> _WHAT YOU WILL DO_: Tally the lines holding the string "JSON" and reply with that number alone.

>> begin DATA SUPPLIED

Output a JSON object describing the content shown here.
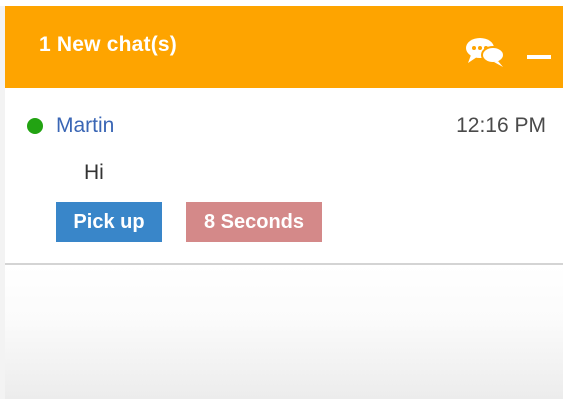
{
  "header": {
    "title": "1 New chat(s)",
    "chat_icon": "chat-bubbles-icon",
    "minimize_icon": "minimize-icon",
    "color": "#fea400"
  },
  "chat": {
    "visitor_name": "Martin",
    "status": "online",
    "status_color": "#22a312",
    "time": "12:16 PM",
    "message": "Hi",
    "pickup_label": "Pick up",
    "pickup_color": "#3986c9",
    "wait_label": "8 Seconds",
    "wait_color": "#d48989"
  }
}
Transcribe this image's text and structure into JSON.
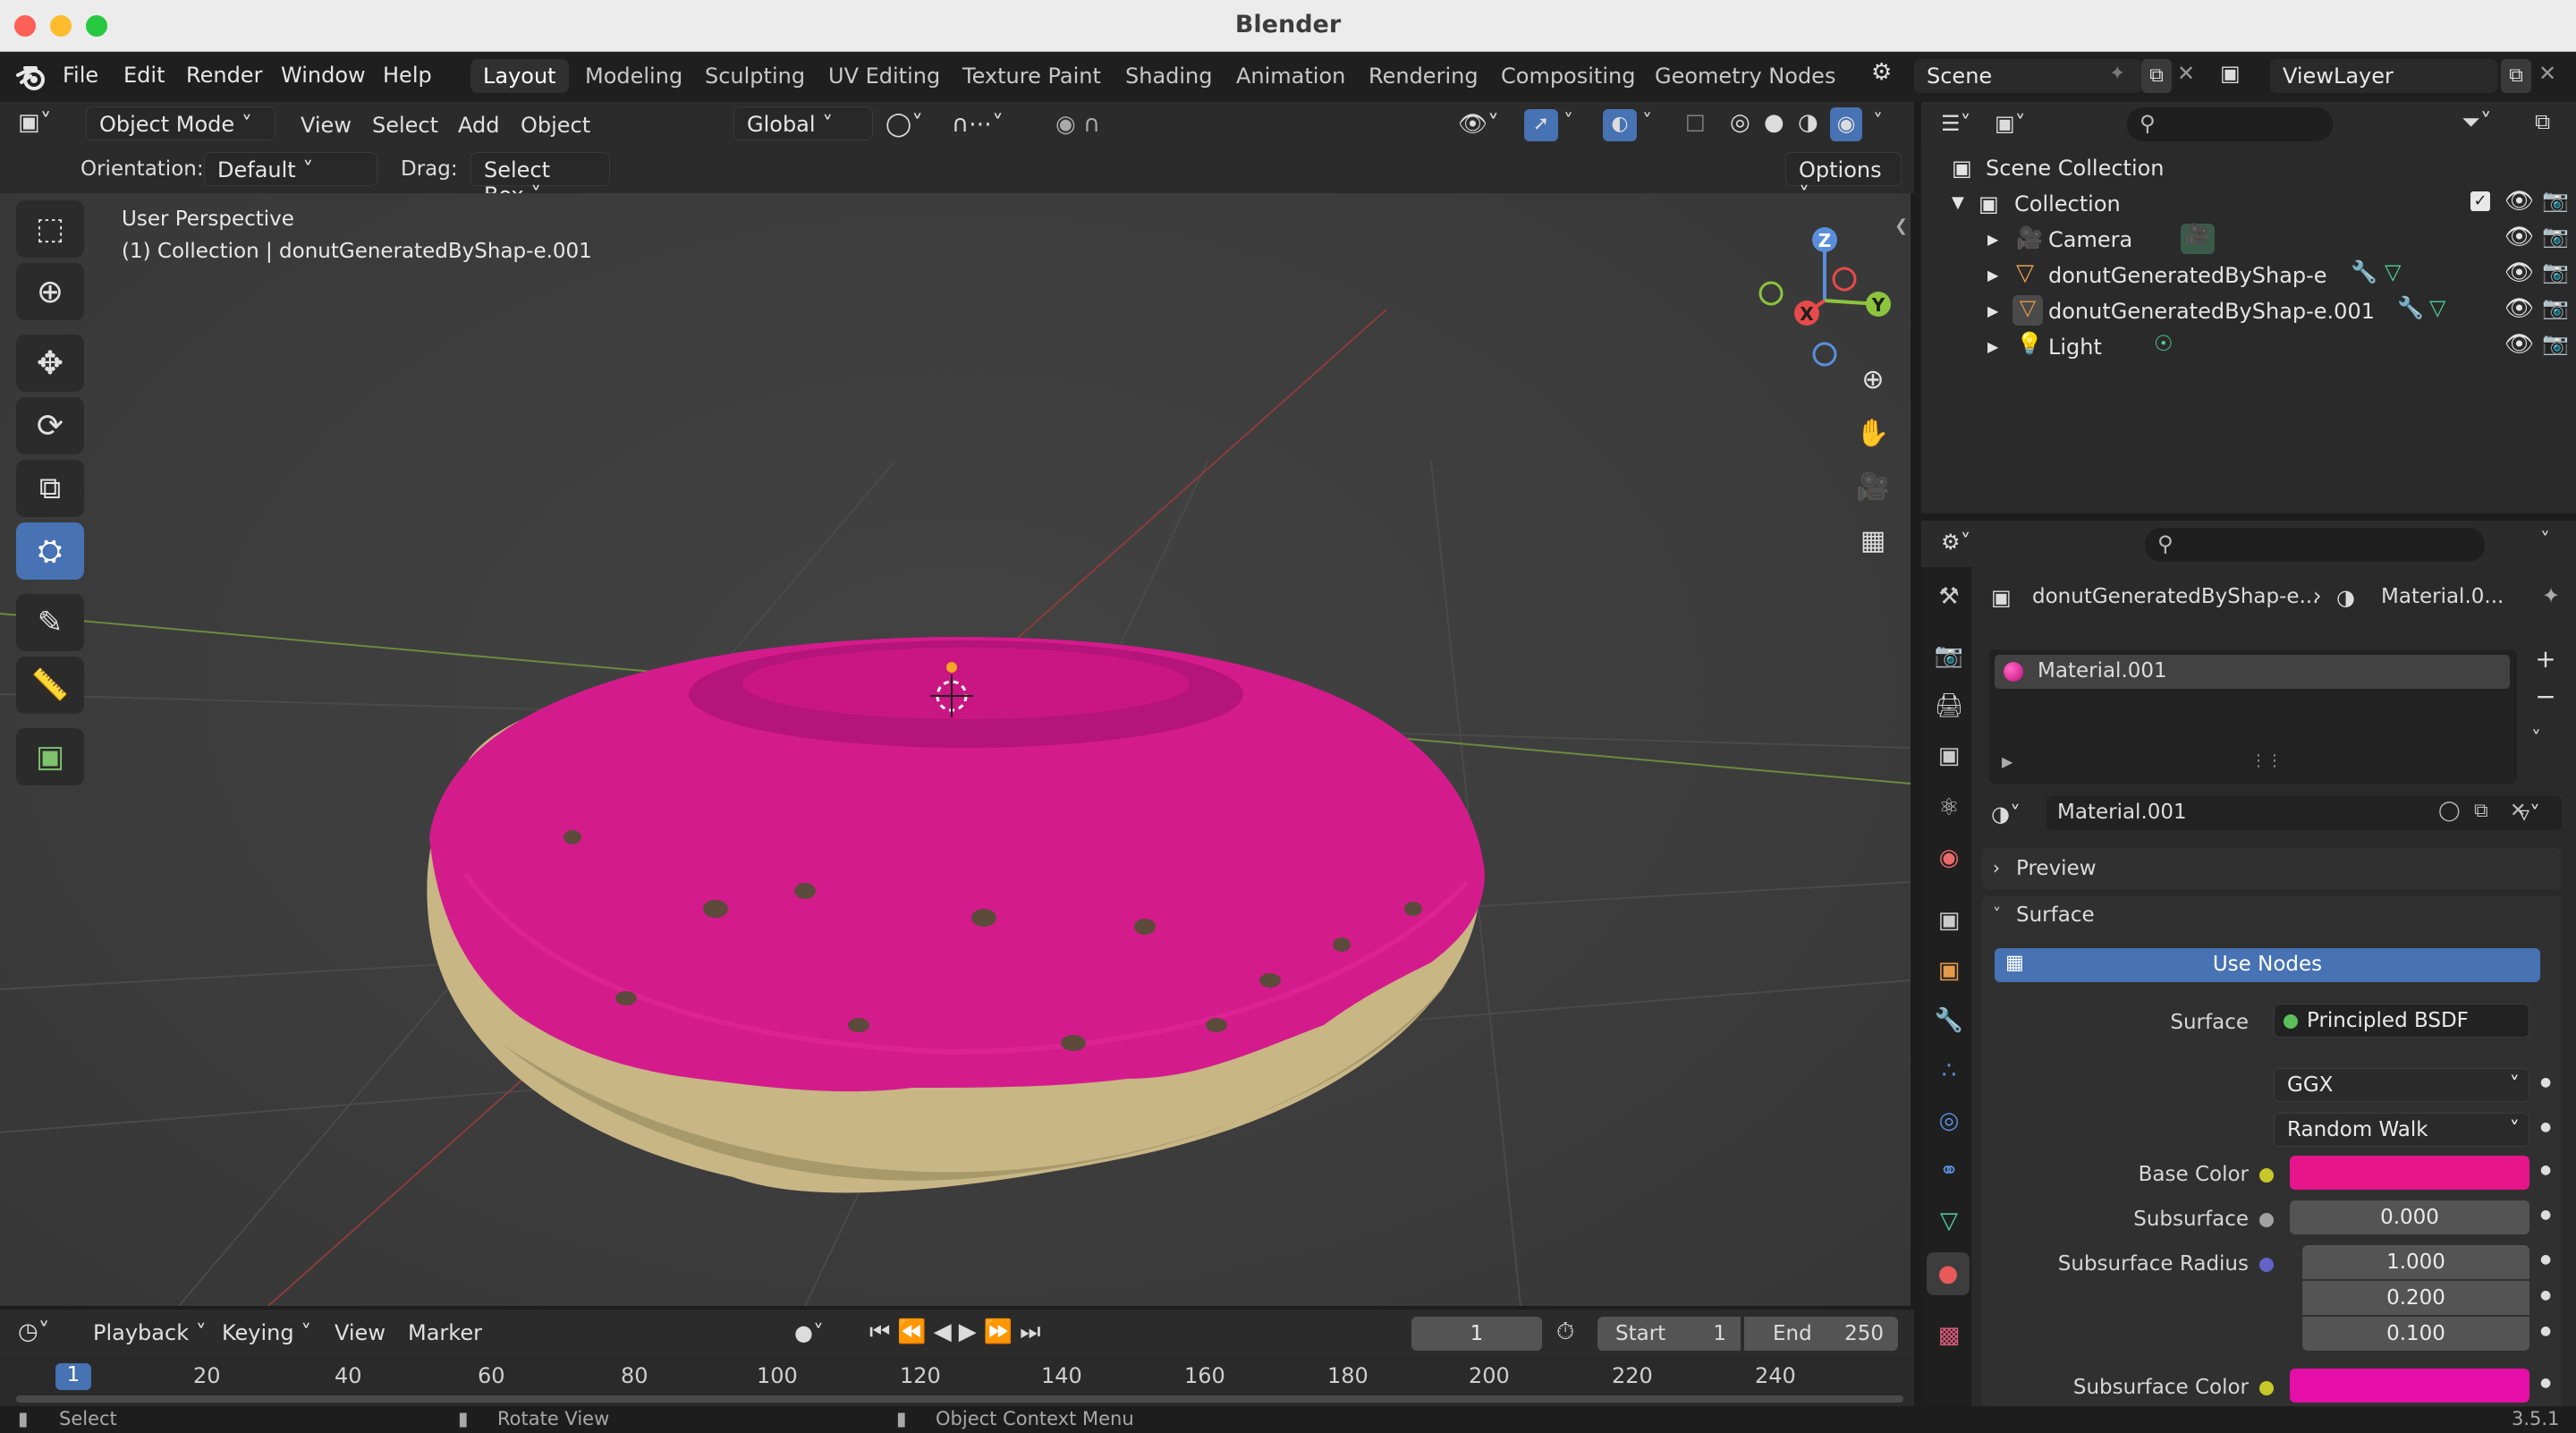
{
  "window": {
    "title": "Blender",
    "traffic_colors": [
      "#fe5f57",
      "#febc2e",
      "#28c840"
    ]
  },
  "menu": {
    "items": [
      "File",
      "Edit",
      "Render",
      "Window",
      "Help"
    ]
  },
  "workspaces": {
    "tabs": [
      "Layout",
      "Modeling",
      "Sculpting",
      "UV Editing",
      "Texture Paint",
      "Shading",
      "Animation",
      "Rendering",
      "Compositing",
      "Geometry Nodes"
    ],
    "active": "Layout"
  },
  "scene": {
    "name": "Scene",
    "view_layer": "ViewLayer"
  },
  "viewport_header": {
    "mode": "Object Mode",
    "menus": [
      "View",
      "Select",
      "Add",
      "Object"
    ],
    "transform": "Global"
  },
  "tool_settings": {
    "orientation_label": "Orientation:",
    "orientation_value": "Default",
    "drag_label": "Drag:",
    "drag_value": "Select Box",
    "options": "Options"
  },
  "viewport": {
    "perspective": "User Perspective",
    "collection_info": "(1) Collection | donutGeneratedByShap-e.001",
    "gizmo_axes": {
      "x": "X",
      "y": "Y",
      "z": "Z"
    }
  },
  "outliner": {
    "root": "Scene Collection",
    "collection": "Collection",
    "items": [
      {
        "name": "Camera",
        "icon": "camera-icon"
      },
      {
        "name": "donutGeneratedByShap-e",
        "icon": "mesh-icon"
      },
      {
        "name": "donutGeneratedByShap-e.001",
        "icon": "mesh-icon"
      },
      {
        "name": "Light",
        "icon": "light-icon"
      }
    ]
  },
  "properties": {
    "breadcrumb_object": "donutGeneratedByShap-e...",
    "breadcrumb_material": "Material.0...",
    "slot": "Material.001",
    "material_name": "Material.001",
    "panels": {
      "preview": "Preview",
      "surface": "Surface"
    },
    "use_nodes": "Use Nodes",
    "surface_label": "Surface",
    "surface_shader": "Principled BSDF",
    "distribution": "GGX",
    "subsurface_method": "Random Walk",
    "base_color_label": "Base Color",
    "base_color": "#e6168a",
    "subsurface_label": "Subsurface",
    "subsurface_value": "0.000",
    "subsurface_radius_label": "Subsurface Radius",
    "subsurface_radius": [
      "1.000",
      "0.200",
      "0.100"
    ],
    "subsurface_color_label": "Subsurface Color",
    "subsurface_color": "#e60ea8"
  },
  "timeline": {
    "menus": [
      "Playback",
      "Keying",
      "View",
      "Marker"
    ],
    "current_frame": "1",
    "start_label": "Start",
    "start": "1",
    "end_label": "End",
    "end": "250",
    "ticks": [
      "1",
      "20",
      "40",
      "60",
      "80",
      "100",
      "120",
      "140",
      "160",
      "180",
      "200",
      "220",
      "240"
    ]
  },
  "status_bar": {
    "items": [
      "Select",
      "Rotate View",
      "Object Context Menu"
    ],
    "version": "3.5.1"
  }
}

>> end DATA SUPPLIED

> _THE RESULT_: 2